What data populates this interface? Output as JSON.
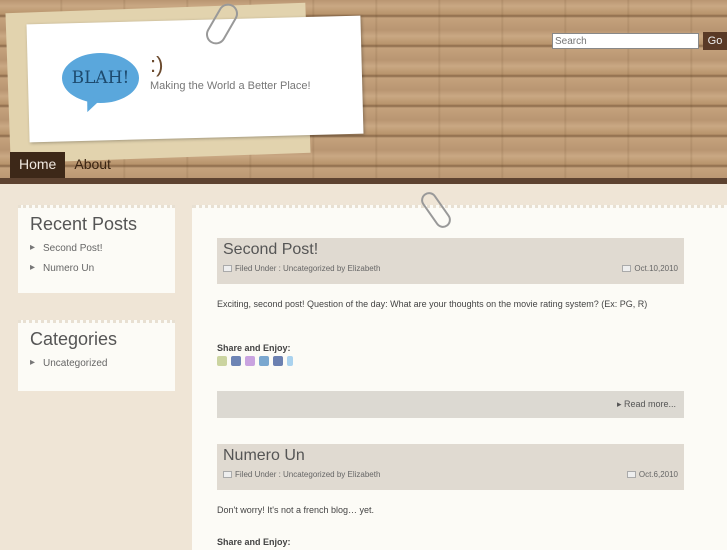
{
  "header": {
    "logo_text": "BLAH!",
    "site_title": ":)",
    "tagline": "Making the World a Better Place!",
    "search_placeholder": "Search",
    "go_label": "Go"
  },
  "nav": {
    "items": [
      {
        "label": "Home",
        "active": true
      },
      {
        "label": "About",
        "active": false
      }
    ]
  },
  "sidebar": {
    "recent": {
      "title": "Recent Posts",
      "items": [
        "Second Post!",
        "Numero Un"
      ]
    },
    "categories": {
      "title": "Categories",
      "items": [
        "Uncategorized"
      ]
    }
  },
  "posts": [
    {
      "title": "Second Post!",
      "meta": "Filed Under : Uncategorized by Elizabeth",
      "date": "Oct.10,2010",
      "excerpt": "Exciting, second post! Question of the day: What are your thoughts on the movie rating system? (Ex: PG, R)",
      "share_label": "Share and Enjoy:",
      "read_more": "Read more..."
    },
    {
      "title": "Numero Un",
      "meta": "Filed Under : Uncategorized by Elizabeth",
      "date": "Oct.6,2010",
      "excerpt": "Don't worry! It's not a french blog… yet.",
      "share_label": "Share and Enjoy:"
    }
  ],
  "share_icons": [
    "print-icon",
    "facebook-icon",
    "stumbleupon-icon",
    "linkedin-icon",
    "myspace-icon",
    "twitter-icon"
  ]
}
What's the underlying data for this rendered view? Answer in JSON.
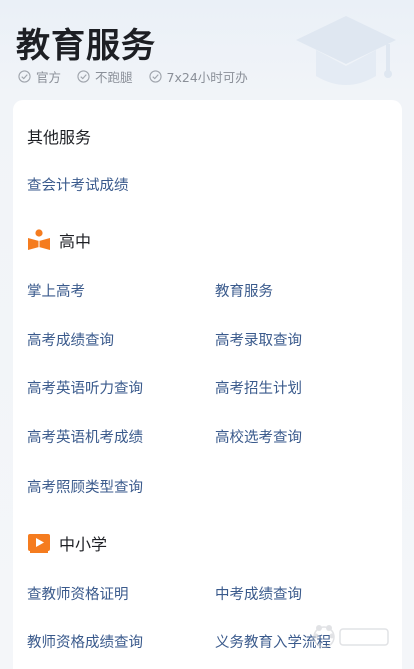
{
  "header": {
    "title": "教育服务",
    "tags": [
      "官方",
      "不跑腿",
      "7x24小时可办"
    ]
  },
  "sections": {
    "other": {
      "title": "其他服务",
      "links": [
        "查会计考试成绩"
      ]
    },
    "high_school": {
      "title": "高中",
      "links": [
        "掌上高考",
        "教育服务",
        "高考成绩查询",
        "高考录取查询",
        "高考英语听力查询",
        "高考招生计划",
        "高考英语机考成绩",
        "高校选考查询",
        "高考照顾类型查询"
      ]
    },
    "k12": {
      "title": "中小学",
      "links": [
        "查教师资格证明",
        "中考成绩查询",
        "教师资格成绩查询",
        "义务教育入学流程"
      ]
    }
  },
  "colors": {
    "accent_orange": "#f57c1f",
    "link_blue": "#3a5a8c",
    "title_dark": "#1d1f24",
    "tag_gray": "#8a8f98"
  },
  "icons": {
    "hero": "graduation-cap-icon",
    "tag": "check-circle-icon",
    "high_school": "book-reader-icon",
    "k12": "video-play-icon"
  }
}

[AIM OF THE EXERCISE]: Only the lines from the one containing "What's the underlying" through the last line of the data belong in the copy, both included and reproduced exactly. Pictures do not.

[FINISHED ANSWER]:
What's the underlying data for this rendered view? Answer in JSON.
{
  "header": {
    "title": "教育服务",
    "tags": [
      "官方",
      "不跑腿",
      "7x24小时可办"
    ]
  },
  "sections": {
    "other": {
      "title": "其他服务",
      "links": [
        "查会计考试成绩"
      ]
    },
    "high_school": {
      "title": "高中",
      "links": [
        "掌上高考",
        "教育服务",
        "高考成绩查询",
        "高考录取查询",
        "高考英语听力查询",
        "高考招生计划",
        "高考英语机考成绩",
        "高校选考查询",
        "高考照顾类型查询"
      ]
    },
    "k12": {
      "title": "中小学",
      "links": [
        "查教师资格证明",
        "中考成绩查询",
        "教师资格成绩查询",
        "义务教育入学流程"
      ]
    }
  },
  "colors": {
    "accent_orange": "#f57c1f",
    "link_blue": "#3a5a8c",
    "title_dark": "#1d1f24",
    "tag_gray": "#8a8f98"
  },
  "icons": {
    "hero": "graduation-cap-icon",
    "tag": "check-circle-icon",
    "high_school": "book-reader-icon",
    "k12": "video-play-icon"
  }
}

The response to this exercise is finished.